**What is asked**
Below are the records; reproduce all of them exactly but without any images.

** start Stored data **

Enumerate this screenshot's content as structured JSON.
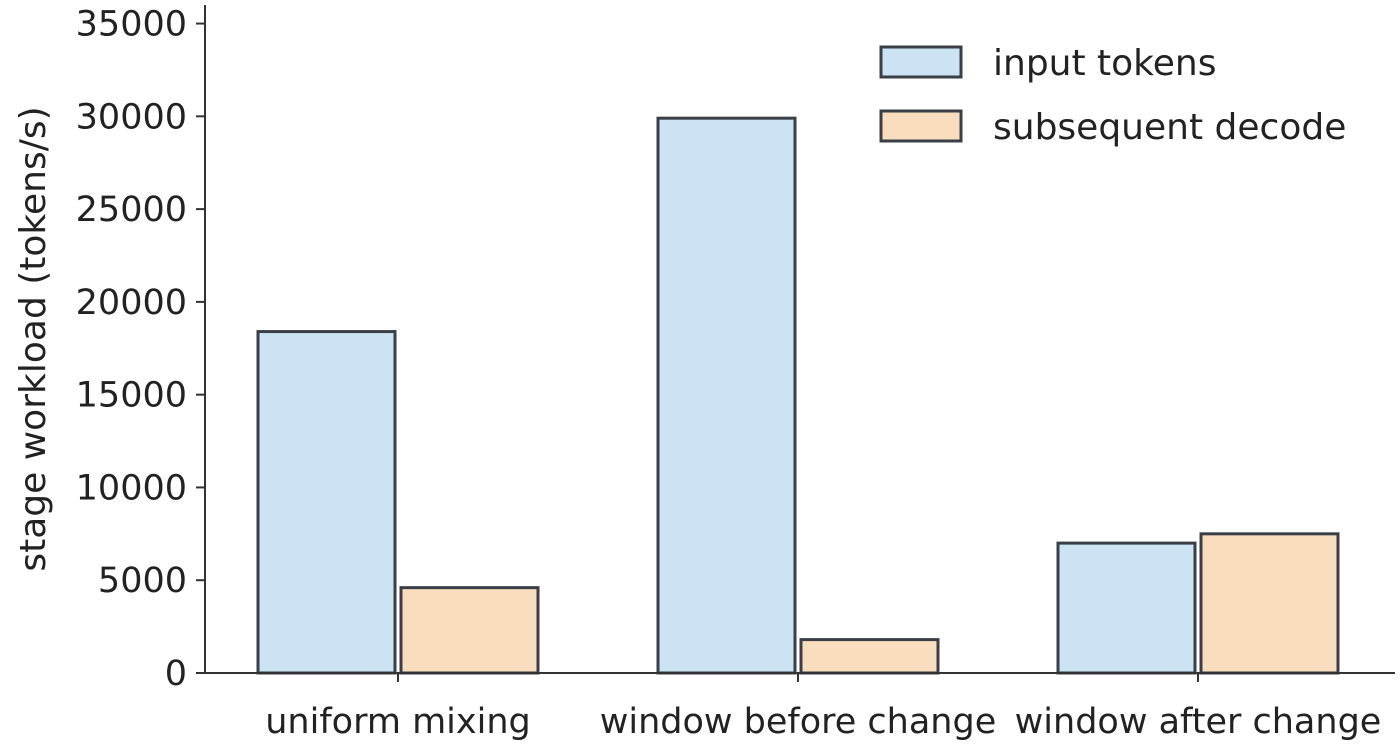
{
  "chart_data": {
    "type": "bar",
    "title": "",
    "xlabel": "",
    "ylabel": "stage workload (tokens/s)",
    "categories": [
      "uniform mixing",
      "window before change",
      "window after change"
    ],
    "series": [
      {
        "name": "input tokens",
        "values": [
          18400,
          29900,
          7000
        ],
        "color": "#cce3f3"
      },
      {
        "name": "subsequent decode",
        "values": [
          4600,
          1800,
          7500
        ],
        "color": "#f9ddbf"
      }
    ],
    "ylim": [
      0,
      36000
    ],
    "yticks": [
      0,
      5000,
      10000,
      15000,
      20000,
      25000,
      30000,
      35000
    ],
    "grid": false,
    "legend_position": "top-right",
    "colors": {
      "bar_edge": "#3a3f47",
      "axis": "#333333",
      "text": "#222222"
    }
  }
}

** end Stored data **

**The output**
Enumerate this screenshot's content as structured JSON.
{
  "chart_data": {
    "type": "bar",
    "title": "",
    "xlabel": "",
    "ylabel": "stage workload (tokens/s)",
    "categories": [
      "uniform mixing",
      "window before change",
      "window after change"
    ],
    "series": [
      {
        "name": "input tokens",
        "values": [
          18400,
          29900,
          7000
        ],
        "color": "#cce3f3"
      },
      {
        "name": "subsequent decode",
        "values": [
          4600,
          1800,
          7500
        ],
        "color": "#f9ddbf"
      }
    ],
    "ylim": [
      0,
      36000
    ],
    "yticks": [
      0,
      5000,
      10000,
      15000,
      20000,
      25000,
      30000,
      35000
    ],
    "grid": false,
    "legend_position": "top-right",
    "colors": {
      "bar_edge": "#3a3f47",
      "axis": "#333333",
      "text": "#222222"
    }
  }
}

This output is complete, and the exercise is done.